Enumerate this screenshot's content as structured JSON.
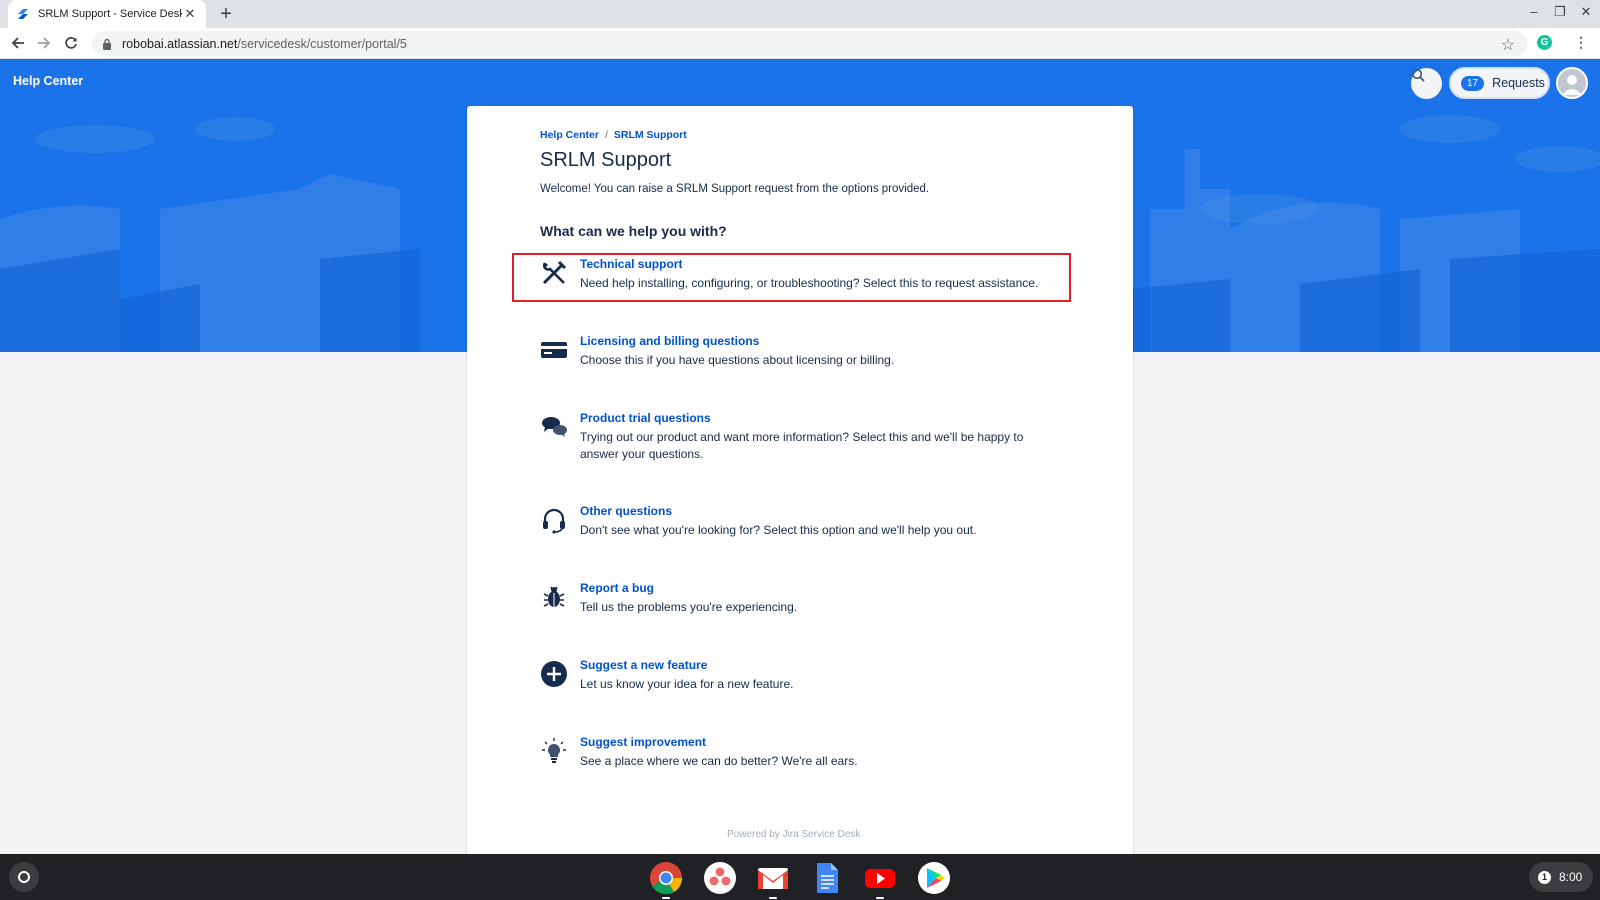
{
  "browser": {
    "tab_title": "SRLM Support - Service Desk",
    "new_tab_symbol": "+",
    "url_host": "robobai.atlassian.net",
    "url_path": "/servicedesk/customer/portal/5",
    "window_controls": [
      "–",
      "❐",
      "✕"
    ]
  },
  "header": {
    "help_center": "Help Center",
    "requests_count": "17",
    "requests_label": "Requests"
  },
  "portal": {
    "breadcrumb": [
      "Help Center",
      "SRLM Support"
    ],
    "breadcrumb_separator": "/",
    "title": "SRLM Support",
    "welcome": "Welcome! You can raise a SRLM Support request from the options provided.",
    "help_heading": "What can we help you with?",
    "request_types": [
      {
        "name": "Technical support",
        "description": "Need help installing, configuring, or troubleshooting? Select this to request assistance.",
        "icon": "tools-icon"
      },
      {
        "name": "Licensing and billing questions",
        "description": "Choose this if you have questions about licensing or billing.",
        "icon": "credit-card-icon"
      },
      {
        "name": "Product trial questions",
        "description": "Trying out our product and want more information? Select this and we'll be happy to answer your questions.",
        "icon": "chat-bubbles-icon"
      },
      {
        "name": "Other questions",
        "description": "Don't see what you're looking for? Select this option and we'll help you out.",
        "icon": "headset-icon"
      },
      {
        "name": "Report a bug",
        "description": "Tell us the problems you're experiencing.",
        "icon": "bug-icon"
      },
      {
        "name": "Suggest a new feature",
        "description": "Let us know your idea for a new feature.",
        "icon": "plus-circle-icon"
      },
      {
        "name": "Suggest improvement",
        "description": "See a place where we can do better? We're all ears.",
        "icon": "lightbulb-icon"
      }
    ],
    "footer": "Powered by Jira Service Desk"
  },
  "shelf": {
    "apps": [
      "chrome-icon",
      "asana-icon",
      "gmail-icon",
      "docs-icon",
      "youtube-icon",
      "play-store-icon"
    ],
    "notification_count": "1",
    "time": "8:00"
  },
  "colors": {
    "banner_blue": "#1a73e8",
    "link_blue": "#0052cc",
    "highlight_red": "#e01e26"
  }
}
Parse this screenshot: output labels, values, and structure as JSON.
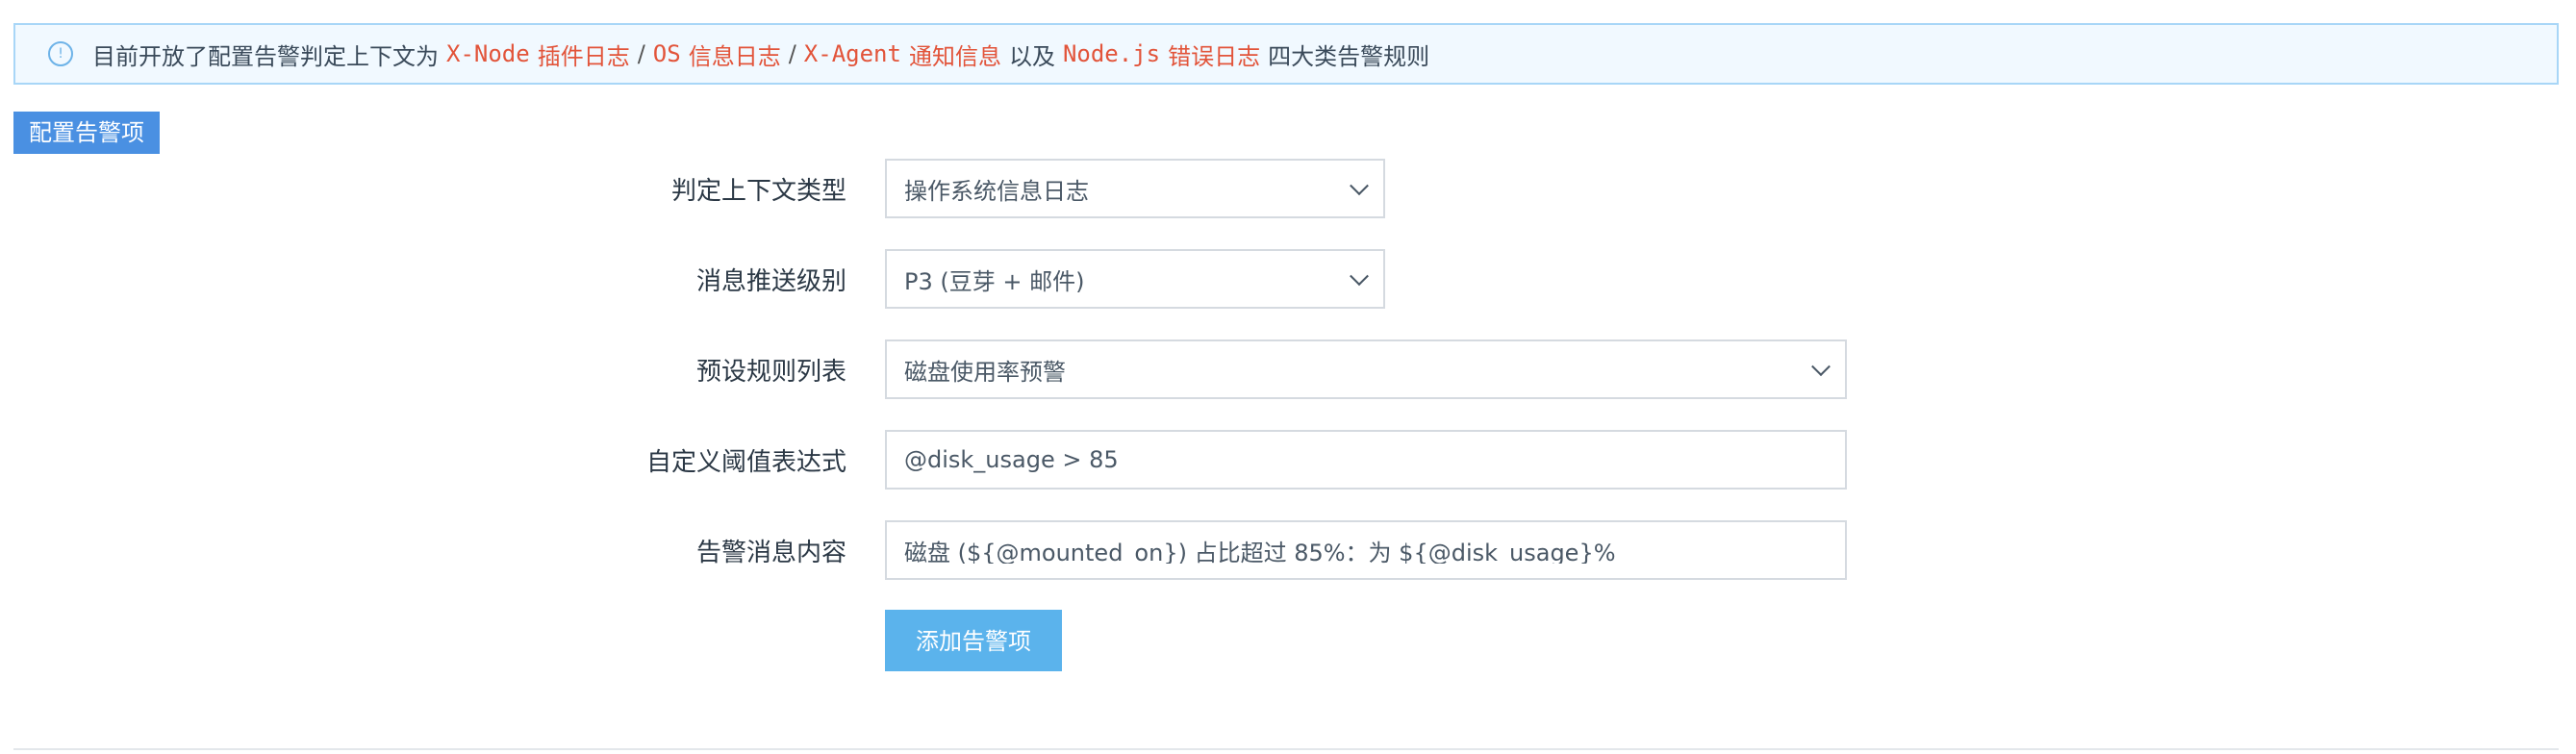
{
  "notice": {
    "icon": "info-icon",
    "prefix": "目前开放了配置告警判定上下文为",
    "items": [
      {
        "code": "X-Node",
        "text": "插件日志"
      },
      {
        "code": "OS",
        "text": "信息日志"
      },
      {
        "code": "X-Agent",
        "text": "通知信息"
      }
    ],
    "separator": "/",
    "conjunction": "以及",
    "last_item": {
      "code": "Node.js",
      "text": "错误日志"
    },
    "suffix": "四大类告警规则"
  },
  "section": {
    "title": "配置告警项"
  },
  "form": {
    "context_type": {
      "label": "判定上下文类型",
      "value": "操作系统信息日志"
    },
    "push_level": {
      "label": "消息推送级别",
      "value": "P3 (豆芽 + 邮件)"
    },
    "preset_rules": {
      "label": "预设规则列表",
      "value": "磁盘使用率预警"
    },
    "threshold_expr": {
      "label": "自定义阈值表达式",
      "value": "@disk_usage > 85"
    },
    "alert_message": {
      "label": "告警消息内容",
      "value": "磁盘 (${@mounted_on}) 占比超过 85%：为 ${@disk_usage}%"
    },
    "submit_label": "添加告警项"
  },
  "colors": {
    "accent": "#4a90e2",
    "button": "#5bb3ec",
    "code": "#e2543a",
    "notice_bg": "#f1f9ff",
    "notice_border": "#a8d6f7"
  }
}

YOUR OBJECTIVE: Each entry above should be reproduced exactly, with the pictures removed.

RESPONSE:
Enumerate this screenshot's content as structured JSON.
{
  "browser": {
    "tab_title": "SRLM Support - Service Desk",
    "new_tab_symbol": "+",
    "url_host": "robobai.atlassian.net",
    "url_path": "/servicedesk/customer/portal/5",
    "window_controls": [
      "–",
      "❐",
      "✕"
    ]
  },
  "header": {
    "help_center": "Help Center",
    "requests_count": "17",
    "requests_label": "Requests"
  },
  "portal": {
    "breadcrumb": [
      "Help Center",
      "SRLM Support"
    ],
    "breadcrumb_separator": "/",
    "title": "SRLM Support",
    "welcome": "Welcome! You can raise a SRLM Support request from the options provided.",
    "help_heading": "What can we help you with?",
    "request_types": [
      {
        "name": "Technical support",
        "description": "Need help installing, configuring, or troubleshooting? Select this to request assistance.",
        "icon": "tools-icon"
      },
      {
        "name": "Licensing and billing questions",
        "description": "Choose this if you have questions about licensing or billing.",
        "icon": "credit-card-icon"
      },
      {
        "name": "Product trial questions",
        "description": "Trying out our product and want more information? Select this and we'll be happy to answer your questions.",
        "icon": "chat-bubbles-icon"
      },
      {
        "name": "Other questions",
        "description": "Don't see what you're looking for? Select this option and we'll help you out.",
        "icon": "headset-icon"
      },
      {
        "name": "Report a bug",
        "description": "Tell us the problems you're experiencing.",
        "icon": "bug-icon"
      },
      {
        "name": "Suggest a new feature",
        "description": "Let us know your idea for a new feature.",
        "icon": "plus-circle-icon"
      },
      {
        "name": "Suggest improvement",
        "description": "See a place where we can do better? We're all ears.",
        "icon": "lightbulb-icon"
      }
    ],
    "footer": "Powered by Jira Service Desk"
  },
  "shelf": {
    "apps": [
      "chrome-icon",
      "asana-icon",
      "gmail-icon",
      "docs-icon",
      "youtube-icon",
      "play-store-icon"
    ],
    "notification_count": "1",
    "time": "8:00"
  },
  "colors": {
    "banner_blue": "#1a73e8",
    "link_blue": "#0052cc",
    "highlight_red": "#e01e26"
  }
}
Parse this screenshot: output labels, values, and structure as JSON.
{
  "notice": {
    "icon": "info-icon",
    "prefix": "目前开放了配置告警判定上下文为",
    "items": [
      {
        "code": "X-Node",
        "text": "插件日志"
      },
      {
        "code": "OS",
        "text": "信息日志"
      },
      {
        "code": "X-Agent",
        "text": "通知信息"
      }
    ],
    "separator": "/",
    "conjunction": "以及",
    "last_item": {
      "code": "Node.js",
      "text": "错误日志"
    },
    "suffix": "四大类告警规则"
  },
  "section": {
    "title": "配置告警项"
  },
  "form": {
    "context_type": {
      "label": "判定上下文类型",
      "value": "操作系统信息日志"
    },
    "push_level": {
      "label": "消息推送级别",
      "value": "P3 (豆芽 + 邮件)"
    },
    "preset_rules": {
      "label": "预设规则列表",
      "value": "磁盘使用率预警"
    },
    "threshold_expr": {
      "label": "自定义阈值表达式",
      "value": "@disk_usage > 85"
    },
    "alert_message": {
      "label": "告警消息内容",
      "value": "磁盘 (${@mounted_on}) 占比超过 85%：为 ${@disk_usage}%"
    },
    "submit_label": "添加告警项"
  },
  "colors": {
    "accent": "#4a90e2",
    "button": "#5bb3ec",
    "code": "#e2543a",
    "notice_bg": "#f1f9ff",
    "notice_border": "#a8d6f7"
  }
}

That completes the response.